Task to complete: Copy out every line in which the string "label" occurs.

Records excerpted from a collection:
>> Start

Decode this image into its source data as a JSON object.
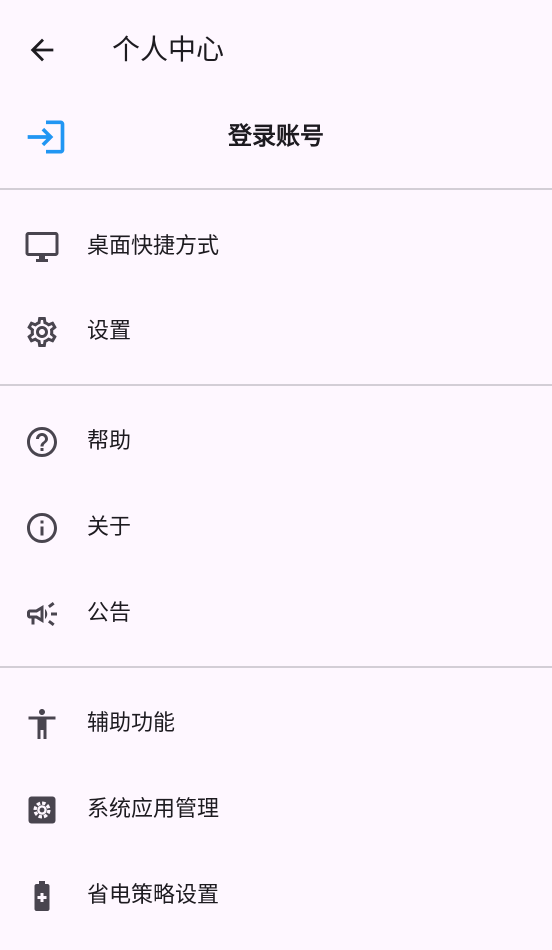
{
  "appbar": {
    "title": "个人中心",
    "back_icon": "arrow-left-icon"
  },
  "login": {
    "label": "登录账号",
    "icon": "login-icon",
    "accent_color": "#2196f3"
  },
  "sections": [
    {
      "items": [
        {
          "label": "桌面快捷方式",
          "icon": "monitor-icon"
        },
        {
          "label": "设置",
          "icon": "gear-icon"
        }
      ]
    },
    {
      "items": [
        {
          "label": "帮助",
          "icon": "help-circle-icon"
        },
        {
          "label": "关于",
          "icon": "info-circle-icon"
        },
        {
          "label": "公告",
          "icon": "megaphone-icon"
        }
      ]
    },
    {
      "items": [
        {
          "label": "辅助功能",
          "icon": "accessibility-icon"
        },
        {
          "label": "系统应用管理",
          "icon": "app-settings-icon"
        },
        {
          "label": "省电策略设置",
          "icon": "battery-plus-icon"
        }
      ]
    }
  ],
  "colors": {
    "background": "#fef7ff",
    "text": "#1d1b20",
    "icon": "#49454f",
    "divider": "#d3ced6"
  }
}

>> End

Exercise solution:
    "label": "登录账号",
          "label": "桌面快捷方式",
          "label": "设置",
          "label": "帮助",
          "label": "关于",
          "label": "公告",
          "label": "辅助功能",
          "label": "系统应用管理",
          "label": "省电策略设置",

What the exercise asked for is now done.